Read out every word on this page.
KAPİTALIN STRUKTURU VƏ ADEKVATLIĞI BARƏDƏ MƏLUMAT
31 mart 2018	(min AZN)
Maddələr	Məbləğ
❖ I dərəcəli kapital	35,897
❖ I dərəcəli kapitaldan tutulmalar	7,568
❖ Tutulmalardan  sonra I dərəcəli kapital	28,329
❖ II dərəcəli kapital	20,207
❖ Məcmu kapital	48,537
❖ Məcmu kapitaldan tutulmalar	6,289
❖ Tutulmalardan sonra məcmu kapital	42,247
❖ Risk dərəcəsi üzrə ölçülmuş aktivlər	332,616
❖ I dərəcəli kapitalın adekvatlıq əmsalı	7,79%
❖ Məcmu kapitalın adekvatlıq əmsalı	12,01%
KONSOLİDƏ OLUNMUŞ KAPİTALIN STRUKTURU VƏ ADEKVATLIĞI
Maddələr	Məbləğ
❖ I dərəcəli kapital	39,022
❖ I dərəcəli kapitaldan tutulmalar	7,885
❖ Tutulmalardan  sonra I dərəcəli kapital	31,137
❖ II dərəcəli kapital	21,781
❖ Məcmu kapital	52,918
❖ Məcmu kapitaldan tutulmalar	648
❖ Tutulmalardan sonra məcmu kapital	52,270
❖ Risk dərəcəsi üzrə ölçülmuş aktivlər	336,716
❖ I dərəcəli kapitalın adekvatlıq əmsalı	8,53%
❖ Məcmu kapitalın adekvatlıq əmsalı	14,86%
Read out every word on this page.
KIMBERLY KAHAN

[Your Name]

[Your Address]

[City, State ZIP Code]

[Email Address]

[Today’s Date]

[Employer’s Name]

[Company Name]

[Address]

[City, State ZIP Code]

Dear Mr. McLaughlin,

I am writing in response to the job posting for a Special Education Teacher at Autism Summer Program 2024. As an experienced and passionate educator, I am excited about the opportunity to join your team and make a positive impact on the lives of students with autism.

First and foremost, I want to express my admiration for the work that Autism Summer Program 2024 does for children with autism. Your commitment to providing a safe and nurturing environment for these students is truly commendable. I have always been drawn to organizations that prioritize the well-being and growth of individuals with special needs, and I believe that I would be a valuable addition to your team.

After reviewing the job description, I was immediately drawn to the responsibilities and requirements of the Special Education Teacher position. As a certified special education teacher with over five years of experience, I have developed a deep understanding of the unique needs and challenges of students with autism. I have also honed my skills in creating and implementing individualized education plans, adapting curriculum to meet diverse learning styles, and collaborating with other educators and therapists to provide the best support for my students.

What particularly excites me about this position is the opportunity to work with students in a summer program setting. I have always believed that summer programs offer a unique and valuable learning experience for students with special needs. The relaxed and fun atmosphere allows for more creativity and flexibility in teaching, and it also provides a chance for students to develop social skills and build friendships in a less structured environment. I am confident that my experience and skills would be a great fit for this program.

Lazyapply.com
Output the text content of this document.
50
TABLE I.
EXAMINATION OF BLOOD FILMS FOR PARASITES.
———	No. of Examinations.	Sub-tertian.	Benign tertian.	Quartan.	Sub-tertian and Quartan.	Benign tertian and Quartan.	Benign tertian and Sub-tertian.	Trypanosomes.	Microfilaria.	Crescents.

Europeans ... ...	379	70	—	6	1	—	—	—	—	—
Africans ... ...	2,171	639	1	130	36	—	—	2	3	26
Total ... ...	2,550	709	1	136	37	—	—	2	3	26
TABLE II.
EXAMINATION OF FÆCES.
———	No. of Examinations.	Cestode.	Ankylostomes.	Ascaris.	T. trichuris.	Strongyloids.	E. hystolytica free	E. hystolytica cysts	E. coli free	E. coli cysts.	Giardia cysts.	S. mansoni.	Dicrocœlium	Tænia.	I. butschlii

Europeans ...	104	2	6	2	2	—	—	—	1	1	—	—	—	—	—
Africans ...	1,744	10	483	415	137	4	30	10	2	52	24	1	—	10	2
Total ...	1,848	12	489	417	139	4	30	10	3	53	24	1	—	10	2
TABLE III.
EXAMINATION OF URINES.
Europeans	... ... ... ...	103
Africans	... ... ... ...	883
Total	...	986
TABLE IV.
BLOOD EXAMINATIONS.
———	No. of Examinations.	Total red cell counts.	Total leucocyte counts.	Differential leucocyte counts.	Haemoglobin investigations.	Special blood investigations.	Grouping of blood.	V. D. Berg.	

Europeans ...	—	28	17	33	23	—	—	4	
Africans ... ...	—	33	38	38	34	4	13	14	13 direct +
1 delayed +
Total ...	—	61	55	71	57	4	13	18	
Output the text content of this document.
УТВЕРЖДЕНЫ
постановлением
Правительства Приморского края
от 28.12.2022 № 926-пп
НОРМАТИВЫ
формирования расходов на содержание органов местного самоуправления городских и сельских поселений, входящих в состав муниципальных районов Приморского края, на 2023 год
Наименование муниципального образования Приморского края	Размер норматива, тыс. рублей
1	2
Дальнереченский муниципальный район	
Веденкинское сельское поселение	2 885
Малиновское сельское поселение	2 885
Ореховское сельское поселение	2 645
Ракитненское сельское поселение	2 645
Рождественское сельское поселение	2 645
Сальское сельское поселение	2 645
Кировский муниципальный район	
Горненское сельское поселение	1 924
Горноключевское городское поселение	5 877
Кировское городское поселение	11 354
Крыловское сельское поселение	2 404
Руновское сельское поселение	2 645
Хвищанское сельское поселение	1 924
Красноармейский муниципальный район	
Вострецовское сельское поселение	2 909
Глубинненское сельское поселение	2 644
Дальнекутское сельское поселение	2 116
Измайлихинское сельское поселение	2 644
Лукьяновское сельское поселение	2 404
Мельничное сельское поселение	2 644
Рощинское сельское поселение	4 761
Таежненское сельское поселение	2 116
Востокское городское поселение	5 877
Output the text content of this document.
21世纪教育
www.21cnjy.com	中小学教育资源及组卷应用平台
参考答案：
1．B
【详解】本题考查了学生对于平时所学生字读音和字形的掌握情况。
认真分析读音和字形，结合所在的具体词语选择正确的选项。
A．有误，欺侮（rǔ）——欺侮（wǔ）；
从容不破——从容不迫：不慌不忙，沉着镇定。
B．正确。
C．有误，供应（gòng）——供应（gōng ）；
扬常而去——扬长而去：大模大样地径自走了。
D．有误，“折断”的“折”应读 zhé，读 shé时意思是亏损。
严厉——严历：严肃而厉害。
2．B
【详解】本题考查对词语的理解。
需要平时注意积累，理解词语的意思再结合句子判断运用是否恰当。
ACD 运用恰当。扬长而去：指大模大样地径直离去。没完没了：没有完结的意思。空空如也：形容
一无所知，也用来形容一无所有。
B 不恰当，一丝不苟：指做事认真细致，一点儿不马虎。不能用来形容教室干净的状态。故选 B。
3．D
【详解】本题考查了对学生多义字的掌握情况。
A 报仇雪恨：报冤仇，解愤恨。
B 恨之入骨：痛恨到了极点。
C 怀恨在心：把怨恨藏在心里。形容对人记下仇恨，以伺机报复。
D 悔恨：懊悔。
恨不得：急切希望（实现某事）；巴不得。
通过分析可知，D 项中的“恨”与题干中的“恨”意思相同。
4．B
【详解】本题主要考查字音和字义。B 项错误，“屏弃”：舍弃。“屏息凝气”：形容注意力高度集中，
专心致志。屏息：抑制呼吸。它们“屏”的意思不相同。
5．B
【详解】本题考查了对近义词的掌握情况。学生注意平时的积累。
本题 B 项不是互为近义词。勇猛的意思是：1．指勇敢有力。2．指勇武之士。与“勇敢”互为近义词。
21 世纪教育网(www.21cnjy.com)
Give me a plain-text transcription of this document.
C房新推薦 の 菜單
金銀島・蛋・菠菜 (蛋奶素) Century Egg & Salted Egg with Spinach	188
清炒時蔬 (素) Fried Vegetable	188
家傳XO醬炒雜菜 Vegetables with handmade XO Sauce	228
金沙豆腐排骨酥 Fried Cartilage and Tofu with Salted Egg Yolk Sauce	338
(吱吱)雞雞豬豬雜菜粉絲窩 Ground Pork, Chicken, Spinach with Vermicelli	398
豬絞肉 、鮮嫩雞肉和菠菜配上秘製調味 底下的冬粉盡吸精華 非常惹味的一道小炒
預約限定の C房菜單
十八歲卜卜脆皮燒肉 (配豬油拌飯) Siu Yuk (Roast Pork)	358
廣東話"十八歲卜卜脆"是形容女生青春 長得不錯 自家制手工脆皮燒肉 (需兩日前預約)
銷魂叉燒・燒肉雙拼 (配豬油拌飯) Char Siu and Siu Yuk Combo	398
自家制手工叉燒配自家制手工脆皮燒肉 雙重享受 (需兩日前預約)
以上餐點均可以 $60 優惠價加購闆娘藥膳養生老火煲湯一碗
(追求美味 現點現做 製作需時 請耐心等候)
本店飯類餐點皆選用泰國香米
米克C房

********************

TASK BRIEF:
Look above for the line that holds "Give me a plain-text", then copy it and each line after it exactly, through the last line of the data.

SOLVED PROBLEM:
Give me a plain-text transcription of this document.
C房新推薦 の 菜單
金銀島・蛋・菠菜 (蛋奶素) Century Egg & Salted Egg with Spinach	188
清炒時蔬 (素) Fried Vegetable	188
家傳XO醬炒雜菜 Vegetables with handmade XO Sauce	228
金沙豆腐排骨酥 Fried Cartilage and Tofu with Salted Egg Yolk Sauce	338
(吱吱)雞雞豬豬雜菜粉絲窩 Ground Pork, Chicken, Spinach with Vermicelli	398
豬絞肉 、鮮嫩雞肉和菠菜配上秘製調味 底下的冬粉盡吸精華 非常惹味的一道小炒
預約限定の C房菜單
十八歲卜卜脆皮燒肉 (配豬油拌飯) Siu Yuk (Roast Pork)	358
廣東話"十八歲卜卜脆"是形容女生青春 長得不錯 自家制手工脆皮燒肉 (需兩日前預約)
銷魂叉燒・燒肉雙拼 (配豬油拌飯) Char Siu and Siu Yuk Combo	398
自家制手工叉燒配自家制手工脆皮燒肉 雙重享受 (需兩日前預約)
以上餐點均可以 $60 優惠價加購闆娘藥膳養生老火煲湯一碗
(追求美味 現點現做 製作需時 請耐心等候)
本店飯類餐點皆選用泰國香米
米克C房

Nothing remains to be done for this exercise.